- **What to do**:
Retype every entry in its entirety, without alteration.

- **Stored data entries**:
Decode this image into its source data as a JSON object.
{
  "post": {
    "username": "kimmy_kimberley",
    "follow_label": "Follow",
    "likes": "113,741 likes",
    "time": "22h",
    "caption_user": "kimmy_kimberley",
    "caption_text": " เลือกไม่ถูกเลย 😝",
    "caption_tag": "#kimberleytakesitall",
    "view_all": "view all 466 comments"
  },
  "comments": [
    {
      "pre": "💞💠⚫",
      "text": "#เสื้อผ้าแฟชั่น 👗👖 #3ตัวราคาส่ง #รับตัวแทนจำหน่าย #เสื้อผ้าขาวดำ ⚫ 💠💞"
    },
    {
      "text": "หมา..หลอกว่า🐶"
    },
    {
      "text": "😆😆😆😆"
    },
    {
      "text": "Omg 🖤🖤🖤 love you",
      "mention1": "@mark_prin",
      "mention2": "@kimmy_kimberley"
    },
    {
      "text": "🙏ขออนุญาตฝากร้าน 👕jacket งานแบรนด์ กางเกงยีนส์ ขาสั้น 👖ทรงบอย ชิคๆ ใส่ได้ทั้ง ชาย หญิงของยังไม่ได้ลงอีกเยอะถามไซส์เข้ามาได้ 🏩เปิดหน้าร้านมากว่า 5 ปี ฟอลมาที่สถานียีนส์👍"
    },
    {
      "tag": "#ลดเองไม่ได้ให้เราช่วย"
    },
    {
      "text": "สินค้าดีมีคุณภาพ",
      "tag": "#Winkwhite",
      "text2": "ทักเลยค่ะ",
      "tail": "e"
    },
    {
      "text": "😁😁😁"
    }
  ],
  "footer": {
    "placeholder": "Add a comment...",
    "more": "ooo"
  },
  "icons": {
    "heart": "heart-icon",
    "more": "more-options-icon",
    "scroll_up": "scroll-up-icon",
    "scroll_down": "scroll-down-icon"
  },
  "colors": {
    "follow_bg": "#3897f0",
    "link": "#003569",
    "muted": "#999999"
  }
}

- **Response**:
Decode this image into its source data as a JSON object.
{
  "post": {
    "username": "kimmy_kimberley",
    "follow_label": "Follow",
    "likes": "113,741 likes",
    "time": "22h",
    "caption_user": "kimmy_kimberley",
    "caption_text": " เลือกไม่ถูกเลย 😝",
    "caption_tag": "#kimberleytakesitall",
    "view_all": "view all 466 comments"
  },
  "comments": [
    {
      "pre": "💞💠⚫",
      "text": "#เสื้อผ้าแฟชั่น 👗👖 #3ตัวราคาส่ง #รับตัวแทนจำหน่าย #เสื้อผ้าขาวดำ ⚫ 💠💞"
    },
    {
      "text": "หมา..หลอกว่า🐶"
    },
    {
      "text": "😆😆😆😆"
    },
    {
      "text": "Omg 🖤🖤🖤 love you",
      "mention1": "@mark_prin",
      "mention2": "@kimmy_kimberley"
    },
    {
      "text": "🙏ขออนุญาตฝากร้าน 👕jacket งานแบรนด์ กางเกงยีนส์ ขาสั้น 👖ทรงบอย ชิคๆ ใส่ได้ทั้ง ชาย หญิงของยังไม่ได้ลงอีกเยอะถามไซส์เข้ามาได้ 🏩เปิดหน้าร้านมากว่า 5 ปี ฟอลมาที่สถานียีนส์👍"
    },
    {
      "tag": "#ลดเองไม่ได้ให้เราช่วย"
    },
    {
      "text": "สินค้าดีมีคุณภาพ",
      "tag": "#Winkwhite",
      "text2": "ทักเลยค่ะ",
      "tail": "e"
    },
    {
      "text": "😁😁😁"
    }
  ],
  "footer": {
    "placeholder": "Add a comment...",
    "more": "ooo"
  },
  "icons": {
    "heart": "heart-icon",
    "more": "more-options-icon",
    "scroll_up": "scroll-up-icon",
    "scroll_down": "scroll-down-icon"
  },
  "colors": {
    "follow_bg": "#3897f0",
    "link": "#003569",
    "muted": "#999999"
  }
}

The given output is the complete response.